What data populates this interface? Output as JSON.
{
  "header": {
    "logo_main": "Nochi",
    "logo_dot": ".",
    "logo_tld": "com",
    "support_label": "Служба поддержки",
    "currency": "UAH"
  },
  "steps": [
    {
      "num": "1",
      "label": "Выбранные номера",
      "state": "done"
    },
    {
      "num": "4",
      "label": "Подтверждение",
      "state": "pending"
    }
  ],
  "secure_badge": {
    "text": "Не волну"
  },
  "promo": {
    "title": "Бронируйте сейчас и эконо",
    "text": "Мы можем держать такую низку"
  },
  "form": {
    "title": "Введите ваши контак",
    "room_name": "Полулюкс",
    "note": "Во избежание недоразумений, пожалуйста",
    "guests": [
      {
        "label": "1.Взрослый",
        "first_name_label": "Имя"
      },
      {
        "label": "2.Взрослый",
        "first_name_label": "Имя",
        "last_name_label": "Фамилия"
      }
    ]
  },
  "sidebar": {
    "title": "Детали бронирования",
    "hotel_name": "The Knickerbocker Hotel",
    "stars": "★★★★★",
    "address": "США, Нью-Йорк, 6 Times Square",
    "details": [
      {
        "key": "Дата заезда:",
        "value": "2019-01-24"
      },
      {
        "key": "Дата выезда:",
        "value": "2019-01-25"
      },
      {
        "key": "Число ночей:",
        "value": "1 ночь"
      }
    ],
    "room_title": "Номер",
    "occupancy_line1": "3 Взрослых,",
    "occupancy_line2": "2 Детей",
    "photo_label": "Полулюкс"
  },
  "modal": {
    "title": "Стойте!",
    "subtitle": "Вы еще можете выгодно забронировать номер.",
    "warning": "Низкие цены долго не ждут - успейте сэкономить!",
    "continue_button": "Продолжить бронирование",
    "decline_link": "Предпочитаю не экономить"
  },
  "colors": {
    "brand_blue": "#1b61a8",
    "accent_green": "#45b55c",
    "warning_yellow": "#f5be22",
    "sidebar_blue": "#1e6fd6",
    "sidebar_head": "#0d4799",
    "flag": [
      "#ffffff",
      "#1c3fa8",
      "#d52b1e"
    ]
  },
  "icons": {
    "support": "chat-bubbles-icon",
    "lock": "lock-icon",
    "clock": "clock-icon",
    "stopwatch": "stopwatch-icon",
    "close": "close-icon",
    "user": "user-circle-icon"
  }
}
··········
# Request:
Pull out each line of the records holding the string "Полулюкс".

# Task result:
    "room_name": "Полулюкс",
    "photo_label": "Полулюкс"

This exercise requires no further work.